> [TASK GOAL]
Find the lines below that contain the string "stroke". Copy each one.

***** RECORDS SUPPLIED

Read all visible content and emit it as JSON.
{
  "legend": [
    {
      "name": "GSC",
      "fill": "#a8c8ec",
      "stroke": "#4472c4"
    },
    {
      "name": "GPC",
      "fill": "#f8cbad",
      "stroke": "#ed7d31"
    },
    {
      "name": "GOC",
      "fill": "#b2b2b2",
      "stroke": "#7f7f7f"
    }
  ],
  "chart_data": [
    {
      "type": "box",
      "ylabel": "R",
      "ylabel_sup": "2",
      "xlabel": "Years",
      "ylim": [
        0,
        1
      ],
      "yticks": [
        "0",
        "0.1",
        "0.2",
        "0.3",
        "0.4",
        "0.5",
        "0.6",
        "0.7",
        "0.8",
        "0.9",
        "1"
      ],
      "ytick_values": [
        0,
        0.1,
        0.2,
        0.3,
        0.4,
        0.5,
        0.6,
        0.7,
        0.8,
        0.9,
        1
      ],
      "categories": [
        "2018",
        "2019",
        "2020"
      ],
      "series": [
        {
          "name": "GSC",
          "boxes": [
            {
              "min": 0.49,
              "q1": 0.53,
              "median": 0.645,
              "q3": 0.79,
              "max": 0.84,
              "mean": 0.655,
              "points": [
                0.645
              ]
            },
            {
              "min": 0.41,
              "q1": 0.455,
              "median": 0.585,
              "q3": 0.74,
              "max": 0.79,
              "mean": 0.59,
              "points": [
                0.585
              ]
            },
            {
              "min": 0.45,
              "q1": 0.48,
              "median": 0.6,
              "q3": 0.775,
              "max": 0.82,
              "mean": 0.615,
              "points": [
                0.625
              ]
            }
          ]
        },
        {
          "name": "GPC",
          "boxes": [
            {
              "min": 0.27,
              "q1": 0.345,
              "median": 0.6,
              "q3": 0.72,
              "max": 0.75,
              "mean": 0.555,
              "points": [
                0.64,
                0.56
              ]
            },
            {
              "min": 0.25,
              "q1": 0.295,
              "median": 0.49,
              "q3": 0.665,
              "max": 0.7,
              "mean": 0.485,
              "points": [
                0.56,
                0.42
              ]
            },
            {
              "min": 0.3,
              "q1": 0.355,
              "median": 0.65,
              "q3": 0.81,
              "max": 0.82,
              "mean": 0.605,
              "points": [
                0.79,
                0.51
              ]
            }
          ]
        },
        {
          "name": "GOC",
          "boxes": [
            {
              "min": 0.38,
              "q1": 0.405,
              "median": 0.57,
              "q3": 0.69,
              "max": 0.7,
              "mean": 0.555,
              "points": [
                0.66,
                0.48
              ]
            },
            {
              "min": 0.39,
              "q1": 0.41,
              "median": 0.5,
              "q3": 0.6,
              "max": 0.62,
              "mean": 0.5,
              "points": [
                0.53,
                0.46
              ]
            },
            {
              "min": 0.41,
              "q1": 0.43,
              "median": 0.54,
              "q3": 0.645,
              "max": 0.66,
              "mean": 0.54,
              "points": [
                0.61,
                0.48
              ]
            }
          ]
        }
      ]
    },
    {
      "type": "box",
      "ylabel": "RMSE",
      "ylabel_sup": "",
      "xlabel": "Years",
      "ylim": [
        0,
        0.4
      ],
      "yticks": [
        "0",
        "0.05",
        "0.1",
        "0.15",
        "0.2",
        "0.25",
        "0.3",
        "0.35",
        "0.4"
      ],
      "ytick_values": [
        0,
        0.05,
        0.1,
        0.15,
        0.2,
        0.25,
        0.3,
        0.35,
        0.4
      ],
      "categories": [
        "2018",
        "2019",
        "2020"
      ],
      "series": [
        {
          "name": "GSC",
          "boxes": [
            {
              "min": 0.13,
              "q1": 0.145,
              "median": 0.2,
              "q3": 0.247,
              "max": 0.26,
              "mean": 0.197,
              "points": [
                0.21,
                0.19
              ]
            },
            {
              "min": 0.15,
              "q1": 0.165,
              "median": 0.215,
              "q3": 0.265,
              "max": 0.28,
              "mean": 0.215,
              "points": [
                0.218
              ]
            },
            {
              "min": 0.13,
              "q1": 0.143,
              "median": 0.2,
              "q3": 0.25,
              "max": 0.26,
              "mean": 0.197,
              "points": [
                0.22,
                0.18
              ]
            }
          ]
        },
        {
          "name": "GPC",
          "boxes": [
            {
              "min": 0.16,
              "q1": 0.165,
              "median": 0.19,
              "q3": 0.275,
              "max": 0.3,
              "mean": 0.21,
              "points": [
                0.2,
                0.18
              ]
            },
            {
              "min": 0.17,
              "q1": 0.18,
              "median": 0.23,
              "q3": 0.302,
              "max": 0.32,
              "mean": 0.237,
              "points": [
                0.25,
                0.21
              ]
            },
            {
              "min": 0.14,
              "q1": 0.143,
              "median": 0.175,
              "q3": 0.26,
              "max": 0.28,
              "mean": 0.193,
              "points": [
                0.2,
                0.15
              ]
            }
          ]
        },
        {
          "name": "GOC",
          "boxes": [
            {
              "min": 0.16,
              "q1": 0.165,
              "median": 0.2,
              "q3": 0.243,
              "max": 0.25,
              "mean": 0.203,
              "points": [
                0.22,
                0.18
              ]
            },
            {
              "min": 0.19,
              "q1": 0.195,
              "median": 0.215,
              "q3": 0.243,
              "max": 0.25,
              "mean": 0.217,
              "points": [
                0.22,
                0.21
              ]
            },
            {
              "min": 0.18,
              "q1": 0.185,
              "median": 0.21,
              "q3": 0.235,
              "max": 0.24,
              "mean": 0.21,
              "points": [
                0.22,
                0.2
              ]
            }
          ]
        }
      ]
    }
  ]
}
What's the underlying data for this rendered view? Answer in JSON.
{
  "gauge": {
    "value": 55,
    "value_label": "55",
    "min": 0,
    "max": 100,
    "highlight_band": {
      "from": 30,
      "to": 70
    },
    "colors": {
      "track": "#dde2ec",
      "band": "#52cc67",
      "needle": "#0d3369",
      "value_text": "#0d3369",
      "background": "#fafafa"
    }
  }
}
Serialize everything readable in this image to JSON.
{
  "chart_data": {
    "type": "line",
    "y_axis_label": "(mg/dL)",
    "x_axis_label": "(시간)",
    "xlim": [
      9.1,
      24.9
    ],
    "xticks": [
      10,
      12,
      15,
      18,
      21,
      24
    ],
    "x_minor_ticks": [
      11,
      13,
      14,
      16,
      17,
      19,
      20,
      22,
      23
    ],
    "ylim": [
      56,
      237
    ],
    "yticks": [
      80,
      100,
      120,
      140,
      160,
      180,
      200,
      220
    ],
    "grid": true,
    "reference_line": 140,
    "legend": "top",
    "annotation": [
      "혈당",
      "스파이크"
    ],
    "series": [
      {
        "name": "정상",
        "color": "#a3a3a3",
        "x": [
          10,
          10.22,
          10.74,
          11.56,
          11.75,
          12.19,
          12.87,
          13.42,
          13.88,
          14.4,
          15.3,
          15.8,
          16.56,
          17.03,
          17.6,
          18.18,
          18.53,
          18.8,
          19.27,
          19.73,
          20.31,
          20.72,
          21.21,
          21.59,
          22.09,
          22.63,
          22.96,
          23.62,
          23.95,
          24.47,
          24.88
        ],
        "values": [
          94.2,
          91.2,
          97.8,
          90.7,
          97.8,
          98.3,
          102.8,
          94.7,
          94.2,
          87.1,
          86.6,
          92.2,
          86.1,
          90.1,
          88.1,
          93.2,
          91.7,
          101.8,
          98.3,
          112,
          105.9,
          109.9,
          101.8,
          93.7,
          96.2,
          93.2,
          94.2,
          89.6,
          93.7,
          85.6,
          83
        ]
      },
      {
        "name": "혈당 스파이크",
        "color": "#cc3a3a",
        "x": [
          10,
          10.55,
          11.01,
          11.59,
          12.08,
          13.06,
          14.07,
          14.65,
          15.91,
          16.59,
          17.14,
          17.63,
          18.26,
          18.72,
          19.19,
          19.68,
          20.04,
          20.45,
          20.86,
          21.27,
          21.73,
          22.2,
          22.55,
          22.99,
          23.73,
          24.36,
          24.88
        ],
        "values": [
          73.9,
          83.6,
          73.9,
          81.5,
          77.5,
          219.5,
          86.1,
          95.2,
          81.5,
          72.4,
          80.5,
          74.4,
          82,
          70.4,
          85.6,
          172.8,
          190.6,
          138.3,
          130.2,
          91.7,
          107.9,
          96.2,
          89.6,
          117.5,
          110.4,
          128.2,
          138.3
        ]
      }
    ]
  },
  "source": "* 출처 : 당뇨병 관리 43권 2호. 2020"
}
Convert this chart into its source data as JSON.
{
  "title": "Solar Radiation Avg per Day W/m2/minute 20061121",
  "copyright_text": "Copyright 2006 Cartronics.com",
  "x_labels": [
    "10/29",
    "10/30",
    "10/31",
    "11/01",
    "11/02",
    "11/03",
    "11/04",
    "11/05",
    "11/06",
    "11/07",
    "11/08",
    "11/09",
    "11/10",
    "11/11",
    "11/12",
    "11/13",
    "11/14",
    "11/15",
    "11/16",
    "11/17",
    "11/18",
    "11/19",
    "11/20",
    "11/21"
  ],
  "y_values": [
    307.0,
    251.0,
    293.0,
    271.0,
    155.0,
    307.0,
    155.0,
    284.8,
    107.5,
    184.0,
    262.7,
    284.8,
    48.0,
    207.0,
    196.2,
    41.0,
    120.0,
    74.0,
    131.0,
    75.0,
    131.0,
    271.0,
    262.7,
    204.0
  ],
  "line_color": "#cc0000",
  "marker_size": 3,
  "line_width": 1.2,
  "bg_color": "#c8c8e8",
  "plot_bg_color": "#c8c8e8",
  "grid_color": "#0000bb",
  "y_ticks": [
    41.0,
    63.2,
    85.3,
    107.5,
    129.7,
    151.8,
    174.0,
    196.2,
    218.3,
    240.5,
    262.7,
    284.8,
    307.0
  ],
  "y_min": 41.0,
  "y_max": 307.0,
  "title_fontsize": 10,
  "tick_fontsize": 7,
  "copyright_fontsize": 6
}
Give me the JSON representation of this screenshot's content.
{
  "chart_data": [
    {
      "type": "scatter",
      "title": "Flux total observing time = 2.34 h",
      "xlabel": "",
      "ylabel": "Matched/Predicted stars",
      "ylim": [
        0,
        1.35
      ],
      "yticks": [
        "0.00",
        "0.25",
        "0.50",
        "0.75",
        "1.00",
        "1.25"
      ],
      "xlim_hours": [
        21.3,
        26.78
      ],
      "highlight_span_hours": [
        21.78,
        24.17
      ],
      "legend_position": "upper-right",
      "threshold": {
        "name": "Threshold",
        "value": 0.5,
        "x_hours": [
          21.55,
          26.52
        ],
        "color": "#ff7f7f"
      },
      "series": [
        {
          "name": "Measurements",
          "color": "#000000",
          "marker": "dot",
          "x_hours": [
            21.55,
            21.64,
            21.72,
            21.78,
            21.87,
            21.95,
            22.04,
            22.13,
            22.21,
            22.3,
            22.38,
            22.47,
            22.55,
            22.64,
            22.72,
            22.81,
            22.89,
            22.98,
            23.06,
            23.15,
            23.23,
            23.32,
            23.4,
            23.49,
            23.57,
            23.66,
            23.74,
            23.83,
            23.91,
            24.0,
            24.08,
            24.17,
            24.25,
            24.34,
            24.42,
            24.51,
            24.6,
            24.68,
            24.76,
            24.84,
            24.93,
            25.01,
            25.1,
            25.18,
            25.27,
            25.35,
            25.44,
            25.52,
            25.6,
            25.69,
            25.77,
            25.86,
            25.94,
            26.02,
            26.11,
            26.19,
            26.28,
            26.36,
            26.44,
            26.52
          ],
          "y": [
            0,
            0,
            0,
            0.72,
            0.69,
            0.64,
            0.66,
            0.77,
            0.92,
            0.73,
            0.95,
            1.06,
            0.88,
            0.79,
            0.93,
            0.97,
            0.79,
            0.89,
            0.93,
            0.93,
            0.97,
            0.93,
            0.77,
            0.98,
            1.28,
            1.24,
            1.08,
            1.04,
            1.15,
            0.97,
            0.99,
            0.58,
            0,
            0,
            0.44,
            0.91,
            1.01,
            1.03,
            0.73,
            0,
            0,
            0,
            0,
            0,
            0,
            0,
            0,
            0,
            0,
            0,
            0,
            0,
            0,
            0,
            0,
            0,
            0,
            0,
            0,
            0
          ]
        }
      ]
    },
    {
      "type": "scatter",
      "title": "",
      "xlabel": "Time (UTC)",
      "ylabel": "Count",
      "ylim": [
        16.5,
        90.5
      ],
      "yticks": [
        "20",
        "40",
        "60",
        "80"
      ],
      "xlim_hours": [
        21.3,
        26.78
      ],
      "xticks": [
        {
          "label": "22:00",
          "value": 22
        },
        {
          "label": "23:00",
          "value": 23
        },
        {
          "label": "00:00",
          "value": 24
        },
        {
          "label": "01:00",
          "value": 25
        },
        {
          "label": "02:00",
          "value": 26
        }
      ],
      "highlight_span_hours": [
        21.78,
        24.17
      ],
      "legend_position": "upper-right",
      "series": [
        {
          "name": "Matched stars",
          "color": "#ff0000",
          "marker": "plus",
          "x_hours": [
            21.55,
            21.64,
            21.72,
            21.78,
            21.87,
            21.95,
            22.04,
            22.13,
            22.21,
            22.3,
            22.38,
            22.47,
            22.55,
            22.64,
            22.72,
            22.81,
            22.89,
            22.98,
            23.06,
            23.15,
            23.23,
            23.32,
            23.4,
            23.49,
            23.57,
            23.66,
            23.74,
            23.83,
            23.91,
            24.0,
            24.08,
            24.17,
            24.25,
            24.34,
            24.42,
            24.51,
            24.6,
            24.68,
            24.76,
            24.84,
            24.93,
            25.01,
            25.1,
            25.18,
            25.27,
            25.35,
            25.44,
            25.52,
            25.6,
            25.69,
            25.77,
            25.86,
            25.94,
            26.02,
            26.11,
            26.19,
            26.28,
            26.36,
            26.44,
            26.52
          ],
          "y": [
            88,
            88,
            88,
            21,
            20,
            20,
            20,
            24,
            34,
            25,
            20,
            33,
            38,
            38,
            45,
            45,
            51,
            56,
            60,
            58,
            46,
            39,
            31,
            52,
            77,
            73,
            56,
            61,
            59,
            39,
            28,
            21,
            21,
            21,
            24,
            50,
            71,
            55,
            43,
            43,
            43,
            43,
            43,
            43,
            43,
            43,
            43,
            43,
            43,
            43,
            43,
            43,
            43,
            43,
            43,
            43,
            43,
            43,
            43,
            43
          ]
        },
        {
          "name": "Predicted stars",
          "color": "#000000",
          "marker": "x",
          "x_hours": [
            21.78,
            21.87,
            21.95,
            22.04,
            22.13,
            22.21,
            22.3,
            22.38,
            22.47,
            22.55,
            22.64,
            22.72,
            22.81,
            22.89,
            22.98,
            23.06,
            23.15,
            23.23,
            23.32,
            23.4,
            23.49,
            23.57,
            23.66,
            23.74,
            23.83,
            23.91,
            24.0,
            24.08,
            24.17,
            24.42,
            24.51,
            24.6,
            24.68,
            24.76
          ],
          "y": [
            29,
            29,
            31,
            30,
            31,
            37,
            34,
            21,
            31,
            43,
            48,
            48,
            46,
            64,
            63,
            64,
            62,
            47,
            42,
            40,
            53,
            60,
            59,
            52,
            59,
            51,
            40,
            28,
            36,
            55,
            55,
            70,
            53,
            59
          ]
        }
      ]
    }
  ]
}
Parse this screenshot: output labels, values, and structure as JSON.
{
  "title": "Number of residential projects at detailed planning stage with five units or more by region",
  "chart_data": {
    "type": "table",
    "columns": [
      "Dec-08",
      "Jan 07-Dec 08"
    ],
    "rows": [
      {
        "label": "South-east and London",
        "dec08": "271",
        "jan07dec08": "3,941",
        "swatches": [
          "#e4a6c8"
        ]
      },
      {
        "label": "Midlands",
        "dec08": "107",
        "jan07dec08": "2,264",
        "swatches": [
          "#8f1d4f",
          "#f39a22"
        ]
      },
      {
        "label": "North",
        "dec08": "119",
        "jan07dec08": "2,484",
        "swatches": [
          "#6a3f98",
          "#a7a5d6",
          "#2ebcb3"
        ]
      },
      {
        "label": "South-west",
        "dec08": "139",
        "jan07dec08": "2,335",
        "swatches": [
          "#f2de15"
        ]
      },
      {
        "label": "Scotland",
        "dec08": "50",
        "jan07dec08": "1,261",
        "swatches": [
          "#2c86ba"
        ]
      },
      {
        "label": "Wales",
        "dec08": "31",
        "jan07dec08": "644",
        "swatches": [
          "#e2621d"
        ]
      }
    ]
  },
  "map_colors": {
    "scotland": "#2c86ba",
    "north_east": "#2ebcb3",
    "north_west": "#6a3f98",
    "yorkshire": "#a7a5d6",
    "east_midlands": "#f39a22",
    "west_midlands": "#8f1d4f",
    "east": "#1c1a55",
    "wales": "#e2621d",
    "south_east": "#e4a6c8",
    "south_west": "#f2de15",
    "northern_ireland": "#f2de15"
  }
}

**********

> [TASK OUTPUT]
      "stroke": "#4472c4"
      "stroke": "#ed7d31"
      "stroke": "#7f7f7f"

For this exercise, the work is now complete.